Dataset entries on figures:
---------------
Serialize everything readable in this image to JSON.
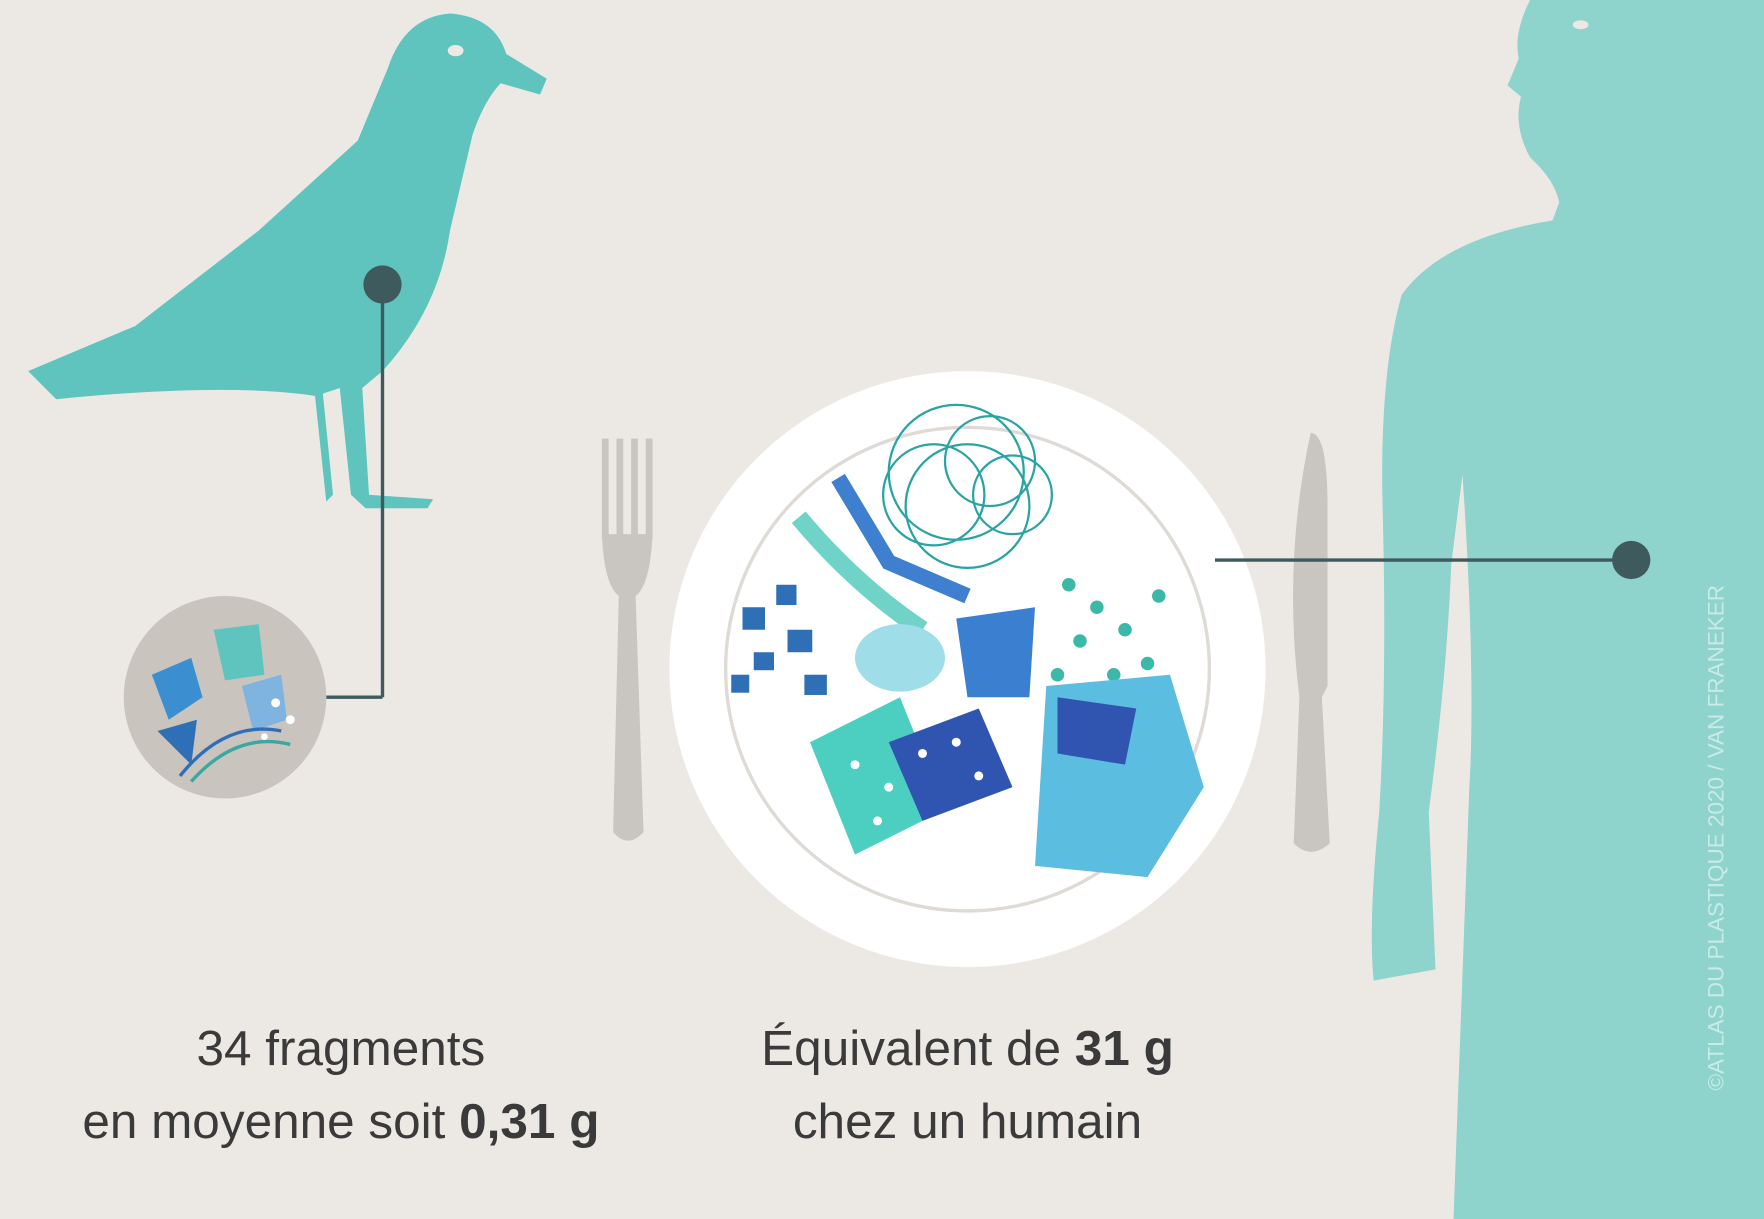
{
  "seagull_caption": {
    "line1": "34 fragments",
    "line2_text": "en moyenne soit",
    "line2_value": "0,31 g"
  },
  "human_caption": {
    "line1_text": "Équivalent de",
    "line1_value": "31 g",
    "line2": "chez un humain"
  },
  "credit": "©ATLAS DU PLASTIQUE 2020 / VAN FRANEKER"
}
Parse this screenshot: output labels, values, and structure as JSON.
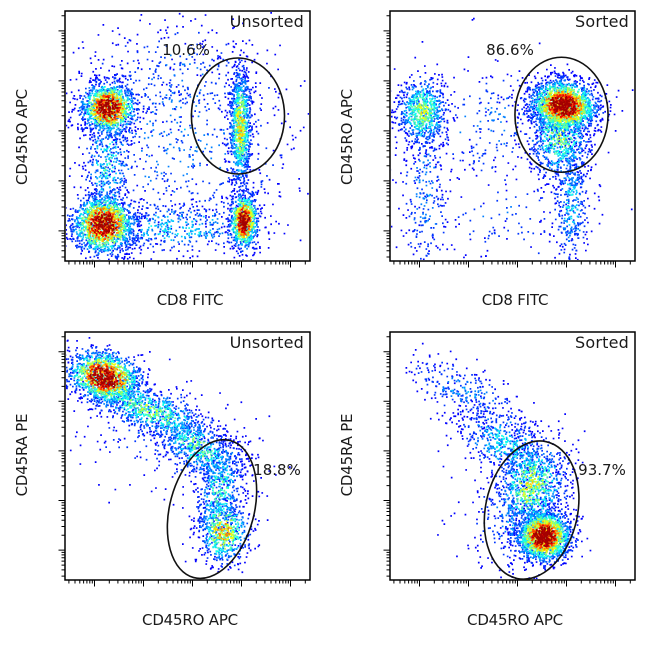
{
  "figure": {
    "background": "#ffffff",
    "text_color": "#1a1a1a",
    "frame_color": "#000000",
    "gate_stroke": "#111111",
    "dot_sparse_color": "#0000ee",
    "dot_peak_color": "#bd0000"
  },
  "chart_data": {
    "type": "scatter",
    "subtype": "flow-cytometry-density-dot-plots",
    "x_scale": "logicle",
    "y_scale": "logicle",
    "grid": false,
    "legend": null,
    "panels": [
      {
        "id": "top-left",
        "title": "Unsorted",
        "xlabel": "CD8 FITC",
        "ylabel": "CD45RO APC",
        "gate": {
          "percent": "10.6%",
          "cx": 0.706,
          "cy": 0.42,
          "rx": 0.19,
          "ry": 0.232,
          "rot": 0
        },
        "clusters": [
          {
            "cx": 0.175,
            "cy": 0.385,
            "sx": 0.055,
            "sy": 0.05,
            "n": 1300,
            "peak": 1.0,
            "rot": 0
          },
          {
            "cx": 0.155,
            "cy": 0.85,
            "sx": 0.062,
            "sy": 0.058,
            "n": 1700,
            "peak": 1.0,
            "rot": 0
          },
          {
            "cx": 0.727,
            "cy": 0.836,
            "sx": 0.028,
            "sy": 0.055,
            "n": 900,
            "peak": 1.0,
            "rot": 0
          },
          {
            "cx": 0.713,
            "cy": 0.46,
            "sx": 0.022,
            "sy": 0.12,
            "n": 1000,
            "peak": 0.55,
            "rot": 0
          },
          {
            "cx": 0.17,
            "cy": 0.6,
            "sx": 0.05,
            "sy": 0.14,
            "n": 400,
            "peak": 0.3,
            "rot": 0
          },
          {
            "cx": 0.45,
            "cy": 0.86,
            "sx": 0.18,
            "sy": 0.05,
            "n": 420,
            "peak": 0.28,
            "rot": 0
          },
          {
            "cx": 0.45,
            "cy": 0.52,
            "sx": 0.26,
            "sy": 0.24,
            "n": 800,
            "peak": 0.16,
            "rot": 0
          },
          {
            "cx": 0.44,
            "cy": 0.25,
            "sx": 0.2,
            "sy": 0.12,
            "n": 220,
            "peak": 0.14,
            "rot": 0
          }
        ]
      },
      {
        "id": "top-right",
        "title": "Sorted",
        "xlabel": "CD8 FITC",
        "ylabel": "CD45RO APC",
        "gate": {
          "percent": "86.6%",
          "cx": 0.7,
          "cy": 0.415,
          "rx": 0.19,
          "ry": 0.23,
          "rot": 0
        },
        "clusters": [
          {
            "cx": 0.705,
            "cy": 0.375,
            "sx": 0.068,
            "sy": 0.05,
            "n": 2100,
            "peak": 1.0,
            "rot": 8
          },
          {
            "cx": 0.69,
            "cy": 0.5,
            "sx": 0.065,
            "sy": 0.09,
            "n": 800,
            "peak": 0.42,
            "rot": 0
          },
          {
            "cx": 0.735,
            "cy": 0.76,
            "sx": 0.035,
            "sy": 0.13,
            "n": 380,
            "peak": 0.26,
            "rot": 0
          },
          {
            "cx": 0.13,
            "cy": 0.4,
            "sx": 0.05,
            "sy": 0.068,
            "n": 750,
            "peak": 0.48,
            "rot": 0
          },
          {
            "cx": 0.14,
            "cy": 0.75,
            "sx": 0.05,
            "sy": 0.17,
            "n": 260,
            "peak": 0.18,
            "rot": 0
          },
          {
            "cx": 0.43,
            "cy": 0.45,
            "sx": 0.2,
            "sy": 0.12,
            "n": 260,
            "peak": 0.15,
            "rot": 0
          },
          {
            "cx": 0.5,
            "cy": 0.82,
            "sx": 0.22,
            "sy": 0.1,
            "n": 130,
            "peak": 0.12,
            "rot": 0
          }
        ]
      },
      {
        "id": "bottom-left",
        "title": "Unsorted",
        "xlabel": "CD45RO APC",
        "ylabel": "CD45RA PE",
        "gate": {
          "percent": "18.8%",
          "cx": 0.6,
          "cy": 0.714,
          "rx": 0.172,
          "ry": 0.286,
          "rot": 15
        },
        "clusters": [
          {
            "cx": 0.16,
            "cy": 0.18,
            "sx": 0.075,
            "sy": 0.05,
            "n": 1500,
            "peak": 1.0,
            "rot": 18
          },
          {
            "cx": 0.34,
            "cy": 0.31,
            "sx": 0.15,
            "sy": 0.045,
            "n": 950,
            "peak": 0.42,
            "rot": 22
          },
          {
            "cx": 0.54,
            "cy": 0.46,
            "sx": 0.1,
            "sy": 0.05,
            "n": 550,
            "peak": 0.4,
            "rot": 35
          },
          {
            "cx": 0.63,
            "cy": 0.63,
            "sx": 0.045,
            "sy": 0.1,
            "n": 480,
            "peak": 0.35,
            "rot": 12
          },
          {
            "cx": 0.645,
            "cy": 0.8,
            "sx": 0.05,
            "sy": 0.065,
            "n": 650,
            "peak": 0.62,
            "rot": 0
          },
          {
            "cx": 0.42,
            "cy": 0.42,
            "sx": 0.22,
            "sy": 0.12,
            "n": 260,
            "peak": 0.13,
            "rot": 25
          }
        ]
      },
      {
        "id": "bottom-right",
        "title": "Sorted",
        "xlabel": "CD45RO APC",
        "ylabel": "CD45RA PE",
        "gate": {
          "percent": "93.7%",
          "cx": 0.578,
          "cy": 0.718,
          "rx": 0.188,
          "ry": 0.282,
          "rot": 12
        },
        "clusters": [
          {
            "cx": 0.3,
            "cy": 0.24,
            "sx": 0.14,
            "sy": 0.05,
            "n": 300,
            "peak": 0.18,
            "rot": 28
          },
          {
            "cx": 0.47,
            "cy": 0.45,
            "sx": 0.11,
            "sy": 0.06,
            "n": 520,
            "peak": 0.3,
            "rot": 30
          },
          {
            "cx": 0.575,
            "cy": 0.62,
            "sx": 0.07,
            "sy": 0.095,
            "n": 950,
            "peak": 0.5,
            "rot": 12
          },
          {
            "cx": 0.625,
            "cy": 0.82,
            "sx": 0.055,
            "sy": 0.05,
            "n": 1900,
            "peak": 1.0,
            "rot": 0
          },
          {
            "cx": 0.52,
            "cy": 0.74,
            "sx": 0.1,
            "sy": 0.12,
            "n": 320,
            "peak": 0.18,
            "rot": 10
          }
        ]
      }
    ]
  }
}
---------------
### Required work
Print each record exactly as it stands, leaving the images out.

### Result below
Serialize everything readable in this image to JSON.
{
  "seagull_caption": {
    "line1": "34 fragments",
    "line2_text": "en moyenne soit",
    "line2_value": "0,31 g"
  },
  "human_caption": {
    "line1_text": "Équivalent de",
    "line1_value": "31 g",
    "line2": "chez un humain"
  },
  "credit": "©ATLAS DU PLASTIQUE 2020 / VAN FRANEKER"
}
Parse this screenshot: output labels, values, and structure as JSON.
{
  "figure": {
    "background": "#ffffff",
    "text_color": "#1a1a1a",
    "frame_color": "#000000",
    "gate_stroke": "#111111",
    "dot_sparse_color": "#0000ee",
    "dot_peak_color": "#bd0000"
  },
  "chart_data": {
    "type": "scatter",
    "subtype": "flow-cytometry-density-dot-plots",
    "x_scale": "logicle",
    "y_scale": "logicle",
    "grid": false,
    "legend": null,
    "panels": [
      {
        "id": "top-left",
        "title": "Unsorted",
        "xlabel": "CD8 FITC",
        "ylabel": "CD45RO APC",
        "gate": {
          "percent": "10.6%",
          "cx": 0.706,
          "cy": 0.42,
          "rx": 0.19,
          "ry": 0.232,
          "rot": 0
        },
        "clusters": [
          {
            "cx": 0.175,
            "cy": 0.385,
            "sx": 0.055,
            "sy": 0.05,
            "n": 1300,
            "peak": 1.0,
            "rot": 0
          },
          {
            "cx": 0.155,
            "cy": 0.85,
            "sx": 0.062,
            "sy": 0.058,
            "n": 1700,
            "peak": 1.0,
            "rot": 0
          },
          {
            "cx": 0.727,
            "cy": 0.836,
            "sx": 0.028,
            "sy": 0.055,
            "n": 900,
            "peak": 1.0,
            "rot": 0
          },
          {
            "cx": 0.713,
            "cy": 0.46,
            "sx": 0.022,
            "sy": 0.12,
            "n": 1000,
            "peak": 0.55,
            "rot": 0
          },
          {
            "cx": 0.17,
            "cy": 0.6,
            "sx": 0.05,
            "sy": 0.14,
            "n": 400,
            "peak": 0.3,
            "rot": 0
          },
          {
            "cx": 0.45,
            "cy": 0.86,
            "sx": 0.18,
            "sy": 0.05,
            "n": 420,
            "peak": 0.28,
            "rot": 0
          },
          {
            "cx": 0.45,
            "cy": 0.52,
            "sx": 0.26,
            "sy": 0.24,
            "n": 800,
            "peak": 0.16,
            "rot": 0
          },
          {
            "cx": 0.44,
            "cy": 0.25,
            "sx": 0.2,
            "sy": 0.12,
            "n": 220,
            "peak": 0.14,
            "rot": 0
          }
        ]
      },
      {
        "id": "top-right",
        "title": "Sorted",
        "xlabel": "CD8 FITC",
        "ylabel": "CD45RO APC",
        "gate": {
          "percent": "86.6%",
          "cx": 0.7,
          "cy": 0.415,
          "rx": 0.19,
          "ry": 0.23,
          "rot": 0
        },
        "clusters": [
          {
            "cx": 0.705,
            "cy": 0.375,
            "sx": 0.068,
            "sy": 0.05,
            "n": 2100,
            "peak": 1.0,
            "rot": 8
          },
          {
            "cx": 0.69,
            "cy": 0.5,
            "sx": 0.065,
            "sy": 0.09,
            "n": 800,
            "peak": 0.42,
            "rot": 0
          },
          {
            "cx": 0.735,
            "cy": 0.76,
            "sx": 0.035,
            "sy": 0.13,
            "n": 380,
            "peak": 0.26,
            "rot": 0
          },
          {
            "cx": 0.13,
            "cy": 0.4,
            "sx": 0.05,
            "sy": 0.068,
            "n": 750,
            "peak": 0.48,
            "rot": 0
          },
          {
            "cx": 0.14,
            "cy": 0.75,
            "sx": 0.05,
            "sy": 0.17,
            "n": 260,
            "peak": 0.18,
            "rot": 0
          },
          {
            "cx": 0.43,
            "cy": 0.45,
            "sx": 0.2,
            "sy": 0.12,
            "n": 260,
            "peak": 0.15,
            "rot": 0
          },
          {
            "cx": 0.5,
            "cy": 0.82,
            "sx": 0.22,
            "sy": 0.1,
            "n": 130,
            "peak": 0.12,
            "rot": 0
          }
        ]
      },
      {
        "id": "bottom-left",
        "title": "Unsorted",
        "xlabel": "CD45RO APC",
        "ylabel": "CD45RA PE",
        "gate": {
          "percent": "18.8%",
          "cx": 0.6,
          "cy": 0.714,
          "rx": 0.172,
          "ry": 0.286,
          "rot": 15
        },
        "clusters": [
          {
            "cx": 0.16,
            "cy": 0.18,
            "sx": 0.075,
            "sy": 0.05,
            "n": 1500,
            "peak": 1.0,
            "rot": 18
          },
          {
            "cx": 0.34,
            "cy": 0.31,
            "sx": 0.15,
            "sy": 0.045,
            "n": 950,
            "peak": 0.42,
            "rot": 22
          },
          {
            "cx": 0.54,
            "cy": 0.46,
            "sx": 0.1,
            "sy": 0.05,
            "n": 550,
            "peak": 0.4,
            "rot": 35
          },
          {
            "cx": 0.63,
            "cy": 0.63,
            "sx": 0.045,
            "sy": 0.1,
            "n": 480,
            "peak": 0.35,
            "rot": 12
          },
          {
            "cx": 0.645,
            "cy": 0.8,
            "sx": 0.05,
            "sy": 0.065,
            "n": 650,
            "peak": 0.62,
            "rot": 0
          },
          {
            "cx": 0.42,
            "cy": 0.42,
            "sx": 0.22,
            "sy": 0.12,
            "n": 260,
            "peak": 0.13,
            "rot": 25
          }
        ]
      },
      {
        "id": "bottom-right",
        "title": "Sorted",
        "xlabel": "CD45RO APC",
        "ylabel": "CD45RA PE",
        "gate": {
          "percent": "93.7%",
          "cx": 0.578,
          "cy": 0.718,
          "rx": 0.188,
          "ry": 0.282,
          "rot": 12
        },
        "clusters": [
          {
            "cx": 0.3,
            "cy": 0.24,
            "sx": 0.14,
            "sy": 0.05,
            "n": 300,
            "peak": 0.18,
            "rot": 28
          },
          {
            "cx": 0.47,
            "cy": 0.45,
            "sx": 0.11,
            "sy": 0.06,
            "n": 520,
            "peak": 0.3,
            "rot": 30
          },
          {
            "cx": 0.575,
            "cy": 0.62,
            "sx": 0.07,
            "sy": 0.095,
            "n": 950,
            "peak": 0.5,
            "rot": 12
          },
          {
            "cx": 0.625,
            "cy": 0.82,
            "sx": 0.055,
            "sy": 0.05,
            "n": 1900,
            "peak": 1.0,
            "rot": 0
          },
          {
            "cx": 0.52,
            "cy": 0.74,
            "sx": 0.1,
            "sy": 0.12,
            "n": 320,
            "peak": 0.18,
            "rot": 10
          }
        ]
      }
    ]
  }
}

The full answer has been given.